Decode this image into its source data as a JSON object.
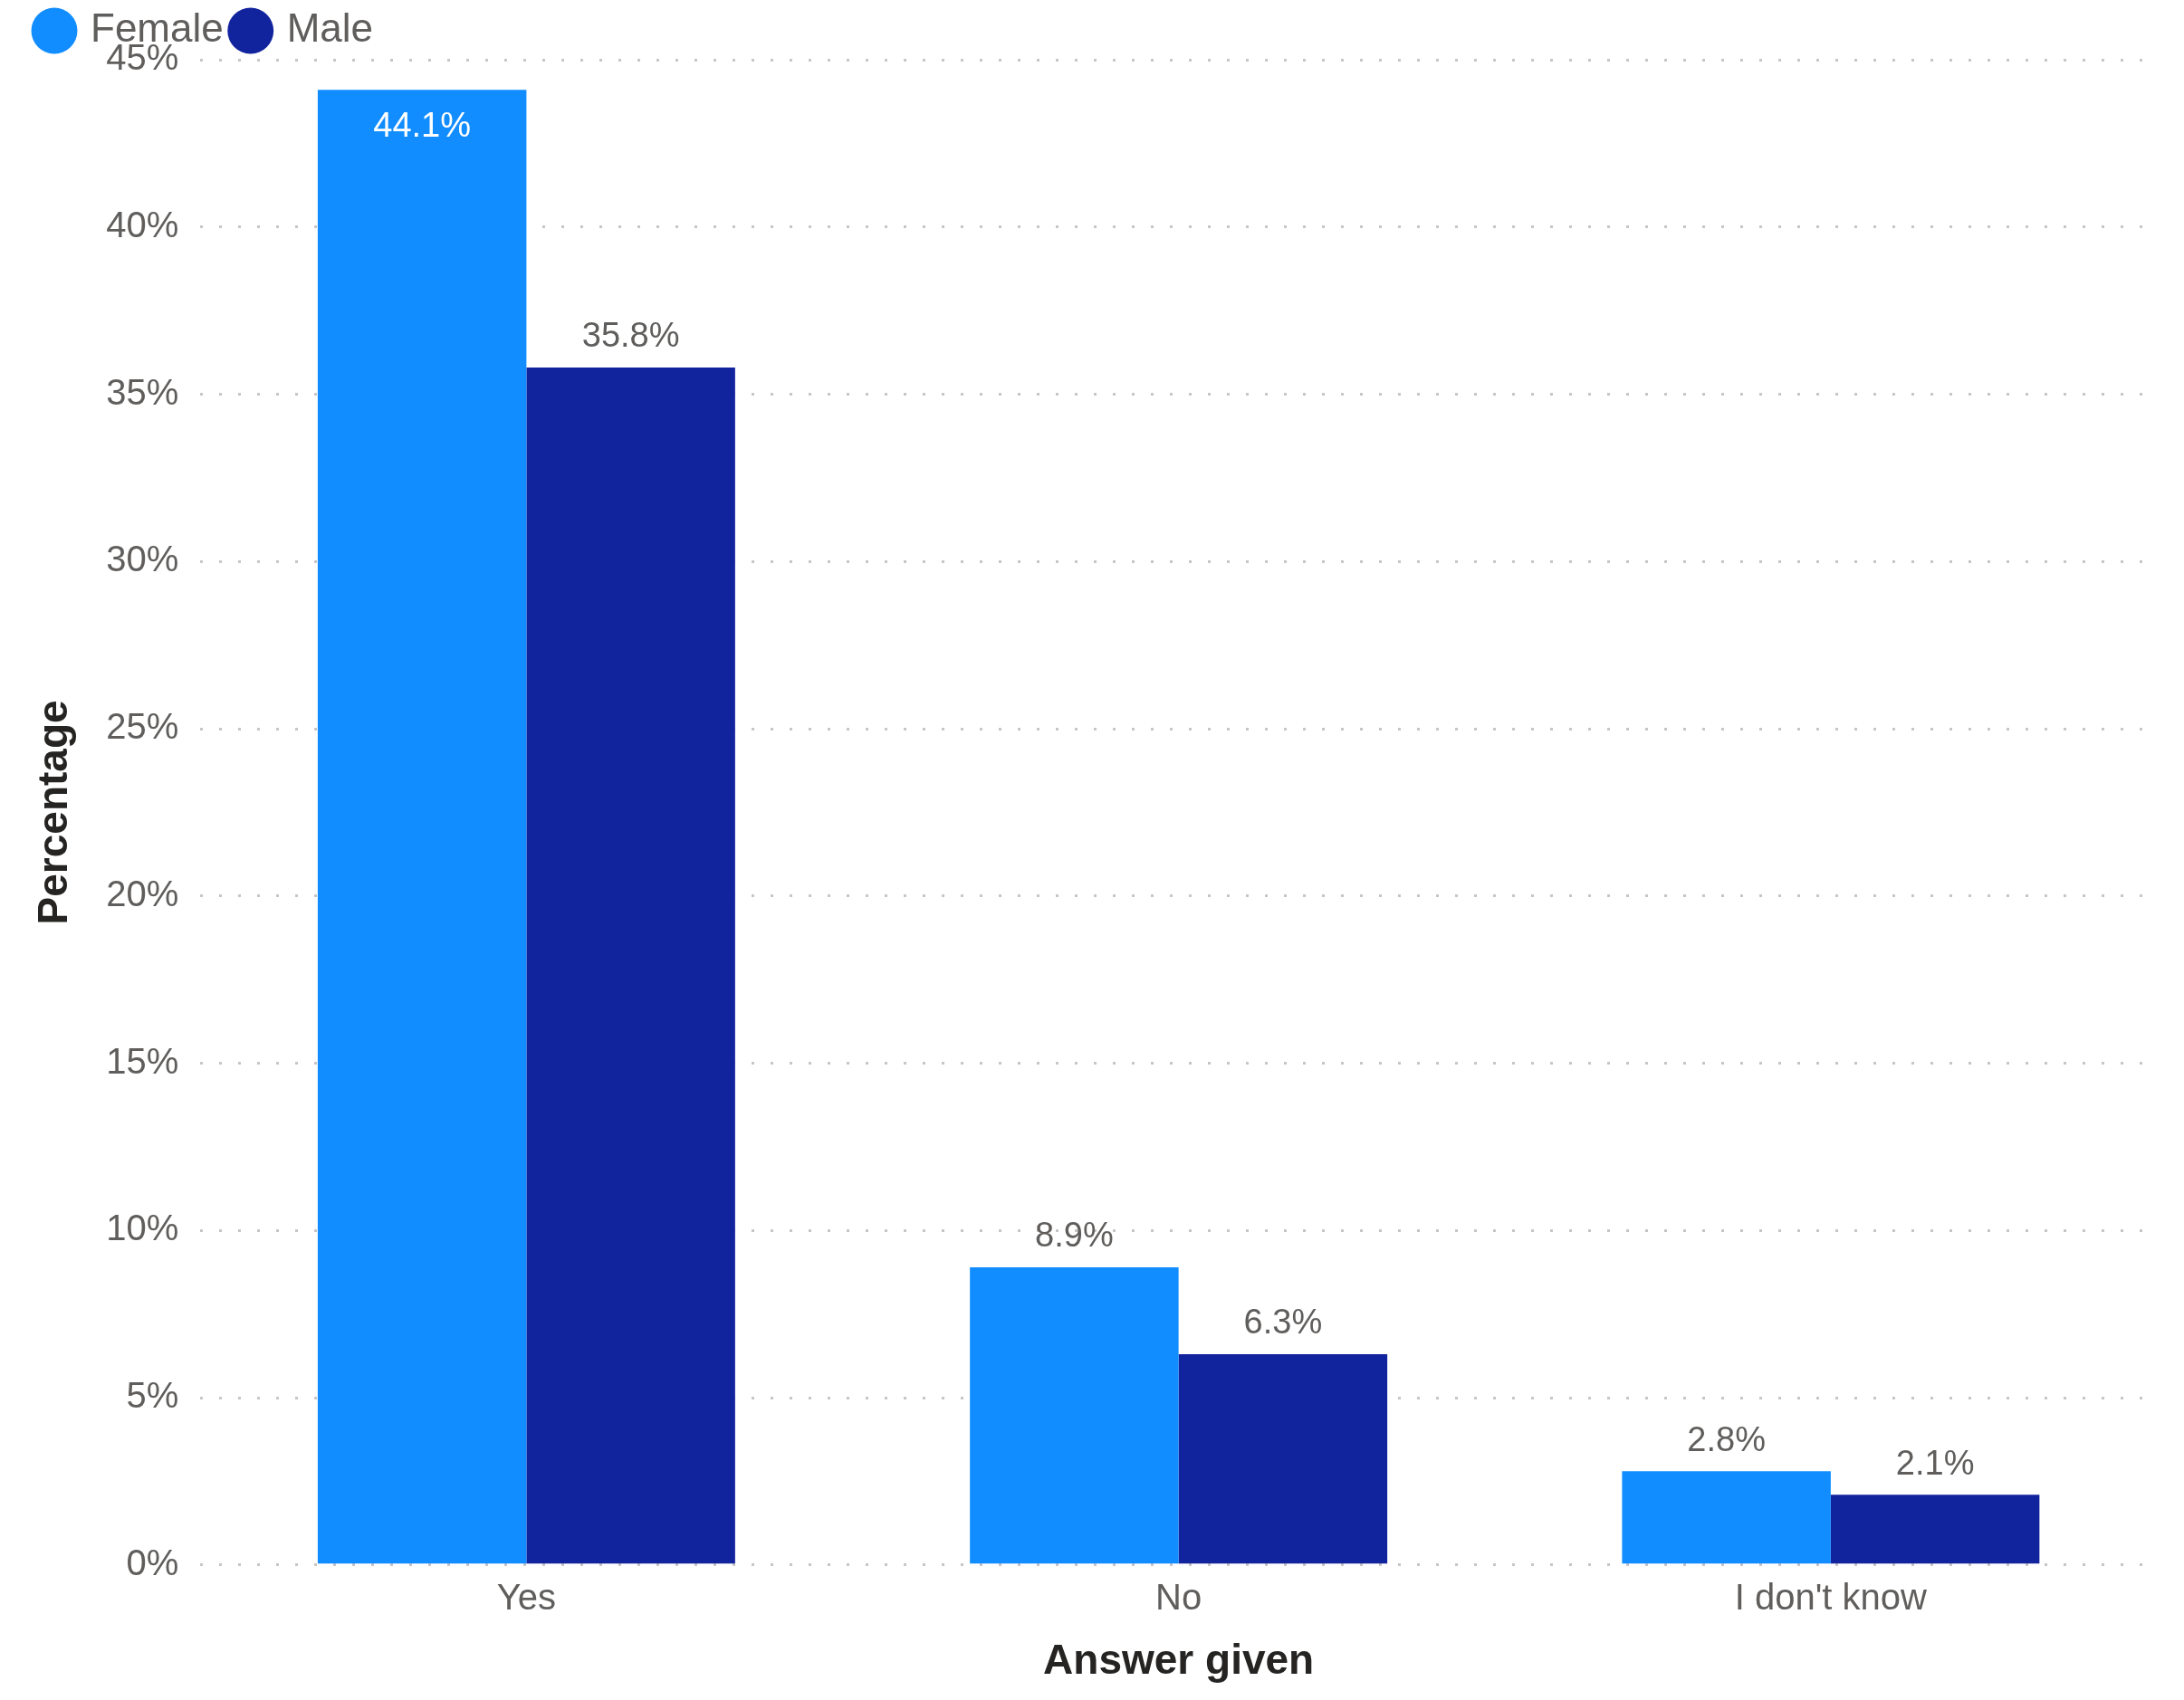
{
  "chart_data": {
    "type": "bar",
    "xlabel": "Answer given",
    "ylabel": "Percentage",
    "categories": [
      "Yes",
      "No",
      "I don't know"
    ],
    "series": [
      {
        "name": "Female",
        "color": "#118dff",
        "values": [
          44.1,
          8.9,
          2.8
        ],
        "value_labels": [
          "44.1%",
          "8.9%",
          "2.8%"
        ]
      },
      {
        "name": "Male",
        "color": "#12239e",
        "values": [
          35.8,
          6.3,
          2.1
        ],
        "value_labels": [
          "35.8%",
          "6.3%",
          "2.1%"
        ]
      }
    ],
    "ylim": [
      0,
      45
    ],
    "yticks": [
      {
        "value": 0,
        "label": "0%"
      },
      {
        "value": 5,
        "label": "5%"
      },
      {
        "value": 10,
        "label": "10%"
      },
      {
        "value": 15,
        "label": "15%"
      },
      {
        "value": 20,
        "label": "20%"
      },
      {
        "value": 25,
        "label": "25%"
      },
      {
        "value": 30,
        "label": "30%"
      },
      {
        "value": 35,
        "label": "35%"
      },
      {
        "value": 40,
        "label": "40%"
      },
      {
        "value": 45,
        "label": "45%"
      }
    ],
    "grid": "y",
    "legend": "top left"
  }
}
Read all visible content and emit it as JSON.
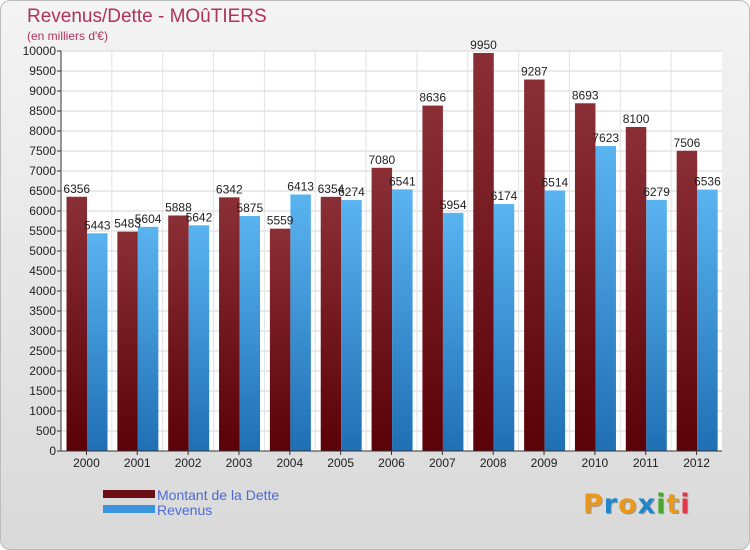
{
  "title": "Revenus/Dette - MOûTIERS",
  "subtitle": "(en milliers d'€)",
  "colors": {
    "dette": "#6b0f16",
    "revenus": "#3a95dc",
    "accent": "#b0325e"
  },
  "legend": [
    {
      "label": "Montant de la Dette",
      "color": "#6b0f16"
    },
    {
      "label": "Revenus",
      "color": "#3a95dc"
    }
  ],
  "logo": {
    "letters": [
      "P",
      "r",
      "o",
      "x",
      "i",
      "t",
      "i"
    ],
    "colors": [
      "#e8991c",
      "#1f86c9",
      "#e8991c",
      "#1f86c9",
      "#4aa82f",
      "#e8991c",
      "#e03a4a"
    ]
  },
  "chart_data": {
    "type": "bar",
    "categories": [
      "2000",
      "2001",
      "2002",
      "2003",
      "2004",
      "2005",
      "2006",
      "2007",
      "2008",
      "2009",
      "2010",
      "2011",
      "2012"
    ],
    "series": [
      {
        "name": "Montant de la Dette",
        "values": [
          6356,
          5483,
          5888,
          6342,
          5559,
          6354,
          7080,
          8636,
          9950,
          9287,
          8693,
          8100,
          7506
        ]
      },
      {
        "name": "Revenus",
        "values": [
          5443,
          5604,
          5642,
          5875,
          6413,
          6274,
          6541,
          5954,
          6174,
          6514,
          7623,
          6279,
          6536
        ]
      }
    ],
    "ylim": [
      0,
      10000
    ],
    "yticks": [
      0,
      500,
      1000,
      1500,
      2000,
      2500,
      3000,
      3500,
      4000,
      4500,
      5000,
      5500,
      6000,
      6500,
      7000,
      7500,
      8000,
      8500,
      9000,
      9500,
      10000
    ],
    "grid": true
  }
}
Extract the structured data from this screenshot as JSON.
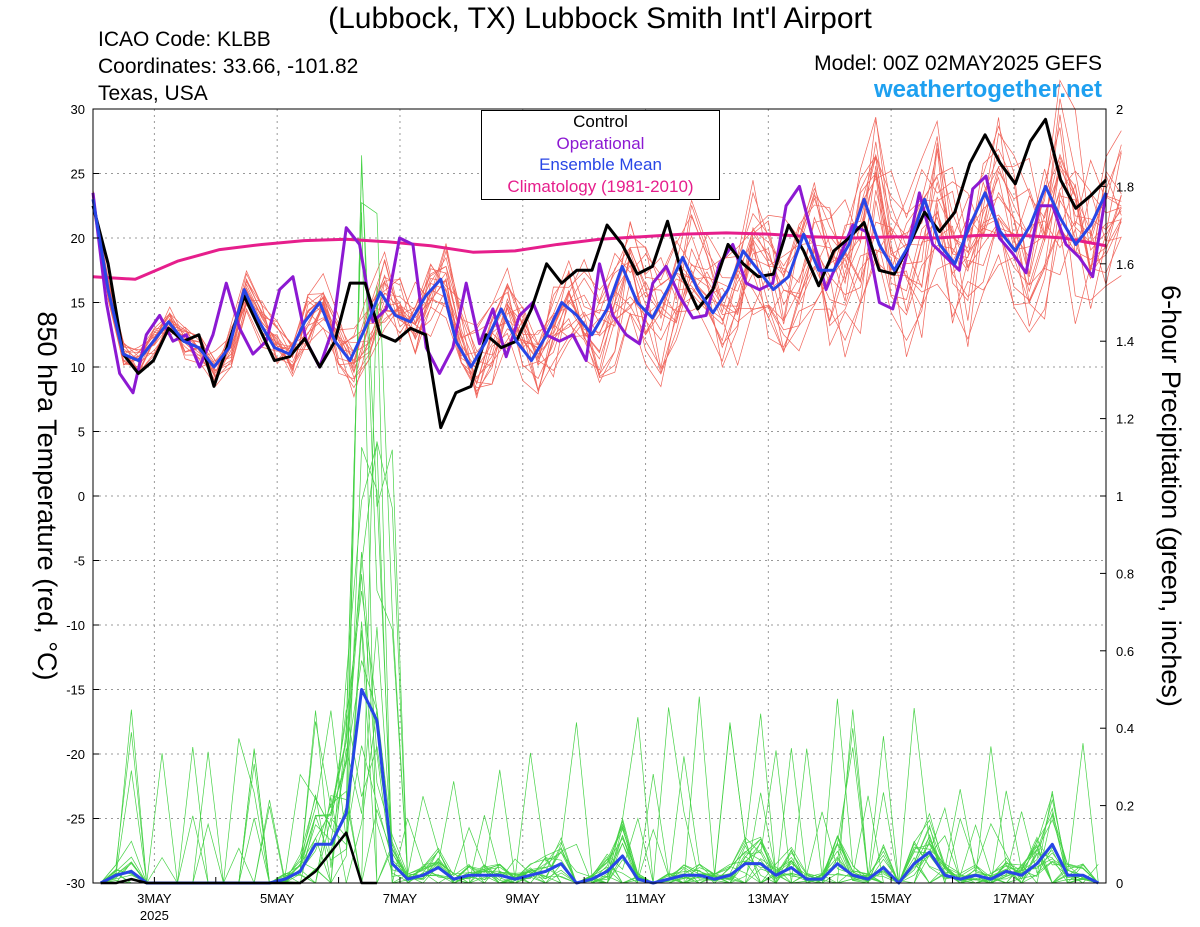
{
  "header": {
    "title": "(Lubbock, TX) Lubbock Smith Int'l Airport",
    "icao": "ICAO Code: KLBB",
    "coordinates": "Coordinates: 33.66, -101.82",
    "region": "Texas, USA",
    "model": "Model: 00Z 02MAY2025 GEFS",
    "website": "weathertogether.net"
  },
  "colors": {
    "members_temp": "#f0645a",
    "members_precip": "#46d246",
    "control": "#000000",
    "operational": "#8c19d2",
    "ensemble_mean": "#2846e6",
    "climatology": "#e61e8c",
    "website": "#1ea0f0"
  },
  "chart_data": {
    "type": "line",
    "title": "(Lubbock, TX) Lubbock Smith Int'l Airport",
    "ylabel": "850 hPa Temperature (red, °C)",
    "y2label": "6-hour Precipitation (green, inches)",
    "ylim": [
      -30,
      30
    ],
    "y2lim": [
      0,
      2
    ],
    "yticks": [
      "30",
      "25",
      "20",
      "15",
      "10",
      "5",
      "0",
      "-5",
      "-10",
      "-15",
      "-20",
      "-25",
      "-30"
    ],
    "y2ticks": [
      "2",
      "1.8",
      "1.6",
      "1.4",
      "1.2",
      "1",
      "0.8",
      "0.6",
      "0.4",
      "0.2",
      "0"
    ],
    "xticks": [
      "3MAY",
      "5MAY",
      "7MAY",
      "9MAY",
      "11MAY",
      "13MAY",
      "15MAY",
      "17MAY"
    ],
    "xsub": "2025",
    "x_start": "2025-05-02T00Z",
    "step_hours": 6,
    "grid": true,
    "legend": {
      "position": "top-center",
      "entries": [
        "Control",
        "Operational",
        "Ensemble Mean",
        "Climatology (1981-2010)"
      ]
    },
    "series": [
      {
        "name": "Control",
        "axis": "temp",
        "values": [
          22.5,
          18.0,
          11.0,
          9.5,
          10.5,
          13.0,
          12.0,
          12.5,
          8.5,
          12.0,
          15.5,
          13.0,
          10.5,
          10.8,
          12.2,
          10.0,
          12.0,
          16.5,
          16.5,
          12.5,
          12.0,
          13.0,
          12.5,
          5.3,
          8.0,
          8.5,
          12.5,
          11.5,
          12.0,
          14.5,
          18.0,
          16.5,
          17.5,
          17.5,
          21.0,
          19.5,
          17.2,
          17.8,
          21.3,
          17.0,
          14.5,
          16.0,
          19.5,
          18.0,
          17.0,
          17.2,
          21.0,
          19.0,
          16.3,
          19.0,
          20.0,
          21.2,
          17.5,
          17.2,
          19.5,
          22.0,
          20.5,
          22.0,
          25.8,
          28.0,
          25.8,
          24.2,
          27.5,
          29.2,
          24.5,
          22.3,
          23.3,
          24.5
        ]
      },
      {
        "name": "Operational",
        "axis": "temp",
        "values": [
          23.5,
          15.0,
          9.5,
          8.0,
          12.5,
          14.0,
          12.0,
          12.5,
          10.0,
          12.5,
          16.5,
          13.0,
          11.0,
          12.0,
          16.0,
          17.0,
          12.0,
          10.0,
          13.0,
          20.8,
          19.5,
          13.5,
          14.5,
          20.0,
          19.5,
          11.5,
          9.5,
          11.5,
          16.5,
          11.8,
          14.5,
          10.8,
          14.0,
          15.0,
          12.5,
          12.0,
          12.5,
          10.5,
          18.0,
          14.0,
          12.5,
          11.8,
          16.5,
          17.8,
          15.5,
          13.8,
          14.0,
          18.0,
          19.5,
          16.5,
          16.0,
          16.5,
          22.5,
          24.0,
          20.0,
          16.0,
          18.5,
          21.0,
          20.5,
          15.0,
          14.5,
          18.5,
          23.5,
          19.5,
          18.5,
          17.5,
          23.8,
          24.8,
          20.0,
          18.8,
          17.3,
          22.5,
          22.5,
          19.5,
          18.5,
          17.0,
          23.5
        ]
      },
      {
        "name": "Ensemble Mean",
        "axis": "temp",
        "values": [
          23.0,
          16.0,
          11.0,
          10.5,
          12.0,
          13.5,
          12.0,
          11.5,
          10.0,
          11.5,
          16.0,
          13.5,
          11.5,
          11.0,
          13.5,
          15.0,
          12.0,
          10.5,
          13.0,
          15.8,
          14.0,
          13.5,
          15.5,
          16.8,
          12.0,
          10.0,
          12.0,
          14.5,
          12.0,
          10.5,
          12.5,
          15.0,
          14.0,
          12.5,
          14.5,
          17.8,
          15.0,
          13.8,
          16.0,
          18.5,
          16.0,
          14.2,
          16.0,
          19.0,
          17.5,
          16.0,
          17.0,
          20.3,
          17.5,
          17.5,
          19.5,
          23.0,
          19.5,
          17.5,
          19.5,
          23.0,
          19.5,
          18.0,
          21.0,
          23.5,
          20.5,
          19.0,
          21.0,
          24.0,
          21.5,
          19.5,
          21.0,
          23.5
        ]
      },
      {
        "name": "Climatology (1981-2010)",
        "axis": "temp",
        "values": [
          17.0,
          16.8,
          18.2,
          19.1,
          19.5,
          19.8,
          19.9,
          19.7,
          19.4,
          18.9,
          19.0,
          19.5,
          19.9,
          20.1,
          20.3,
          20.4,
          20.3,
          20.1,
          20.0,
          20.1,
          20.0,
          20.2,
          20.2,
          20.0,
          19.4
        ]
      },
      {
        "name": "Ensemble Mean",
        "axis": "precip",
        "values": [
          0,
          0.02,
          0.03,
          0,
          0,
          0,
          0,
          0,
          0,
          0,
          0,
          0,
          0.01,
          0.03,
          0.1,
          0.1,
          0.18,
          0.5,
          0.42,
          0.05,
          0.01,
          0.02,
          0.04,
          0.01,
          0.02,
          0.02,
          0.02,
          0.01,
          0.02,
          0.03,
          0.05,
          0.0,
          0.01,
          0.03,
          0.07,
          0.01,
          0.0,
          0.01,
          0.02,
          0.02,
          0.01,
          0.02,
          0.05,
          0.05,
          0.02,
          0.04,
          0.01,
          0.01,
          0.05,
          0.02,
          0.01,
          0.04,
          0.0,
          0.05,
          0.08,
          0.02,
          0.01,
          0.02,
          0.01,
          0.03,
          0.02,
          0.05,
          0.1,
          0.02,
          0.02,
          0.0
        ]
      },
      {
        "name": "Control",
        "axis": "precip",
        "values": [
          0,
          0,
          0.01,
          0,
          0,
          0,
          0,
          0,
          0,
          0,
          0,
          0,
          0,
          0,
          0.03,
          0.08,
          0.13,
          0.0,
          0.0
        ]
      }
    ]
  }
}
::::::
• _YOUR GOAL_: Among the entries, how many lines include the word "JSON"? Answer with a single number and nothing further.

• _THE COMPLETED TASK_: 3